-- Begin RECORDS SHOWN --

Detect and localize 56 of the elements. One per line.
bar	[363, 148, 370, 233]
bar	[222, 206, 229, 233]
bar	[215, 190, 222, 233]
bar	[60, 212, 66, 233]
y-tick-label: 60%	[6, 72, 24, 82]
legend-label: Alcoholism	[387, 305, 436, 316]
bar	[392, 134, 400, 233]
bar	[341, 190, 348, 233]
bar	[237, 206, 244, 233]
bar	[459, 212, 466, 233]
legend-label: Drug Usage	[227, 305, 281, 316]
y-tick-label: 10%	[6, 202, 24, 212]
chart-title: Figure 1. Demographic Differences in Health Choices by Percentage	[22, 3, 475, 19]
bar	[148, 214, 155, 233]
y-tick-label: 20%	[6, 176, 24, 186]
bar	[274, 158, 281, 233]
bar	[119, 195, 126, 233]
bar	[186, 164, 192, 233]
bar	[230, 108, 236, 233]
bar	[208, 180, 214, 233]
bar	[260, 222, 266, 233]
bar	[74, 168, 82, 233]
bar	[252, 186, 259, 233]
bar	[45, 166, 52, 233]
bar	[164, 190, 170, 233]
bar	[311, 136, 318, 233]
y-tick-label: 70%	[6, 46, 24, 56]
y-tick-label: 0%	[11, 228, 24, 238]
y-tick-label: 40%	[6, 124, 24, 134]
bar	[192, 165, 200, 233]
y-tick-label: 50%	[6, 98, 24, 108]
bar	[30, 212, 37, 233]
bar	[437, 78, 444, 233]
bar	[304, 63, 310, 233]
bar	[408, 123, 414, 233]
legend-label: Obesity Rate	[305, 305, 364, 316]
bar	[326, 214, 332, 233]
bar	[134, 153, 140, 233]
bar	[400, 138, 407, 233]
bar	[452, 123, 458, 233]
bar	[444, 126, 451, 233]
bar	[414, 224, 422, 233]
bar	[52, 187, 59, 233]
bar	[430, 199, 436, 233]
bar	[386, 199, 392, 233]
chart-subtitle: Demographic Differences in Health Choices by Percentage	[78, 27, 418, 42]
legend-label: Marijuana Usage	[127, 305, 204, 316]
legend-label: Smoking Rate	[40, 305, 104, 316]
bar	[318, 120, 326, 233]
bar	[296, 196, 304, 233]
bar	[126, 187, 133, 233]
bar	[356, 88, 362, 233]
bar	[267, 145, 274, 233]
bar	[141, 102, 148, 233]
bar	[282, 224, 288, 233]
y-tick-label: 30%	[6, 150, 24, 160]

-- End RECORDS SHOWN --

### EXERCISE GOAL
Write out the lines word for word, starting at the first line and ending at the line that contains "186, 259, 233]", with both of those lines included.

### SOLVED EXERCISE
Detect and localize 56 of the elements. One per line.
bar	[363, 148, 370, 233]
bar	[222, 206, 229, 233]
bar	[215, 190, 222, 233]
bar	[60, 212, 66, 233]
y-tick-label: 60%	[6, 72, 24, 82]
legend-label: Alcoholism	[387, 305, 436, 316]
bar	[392, 134, 400, 233]
bar	[341, 190, 348, 233]
bar	[237, 206, 244, 233]
bar	[459, 212, 466, 233]
legend-label: Drug Usage	[227, 305, 281, 316]
y-tick-label: 10%	[6, 202, 24, 212]
chart-title: Figure 1. Demographic Differences in Health Choices by Percentage	[22, 3, 475, 19]
bar	[148, 214, 155, 233]
y-tick-label: 20%	[6, 176, 24, 186]
bar	[274, 158, 281, 233]
bar	[119, 195, 126, 233]
bar	[186, 164, 192, 233]
bar	[230, 108, 236, 233]
bar	[208, 180, 214, 233]
bar	[260, 222, 266, 233]
bar	[74, 168, 82, 233]
bar	[252, 186, 259, 233]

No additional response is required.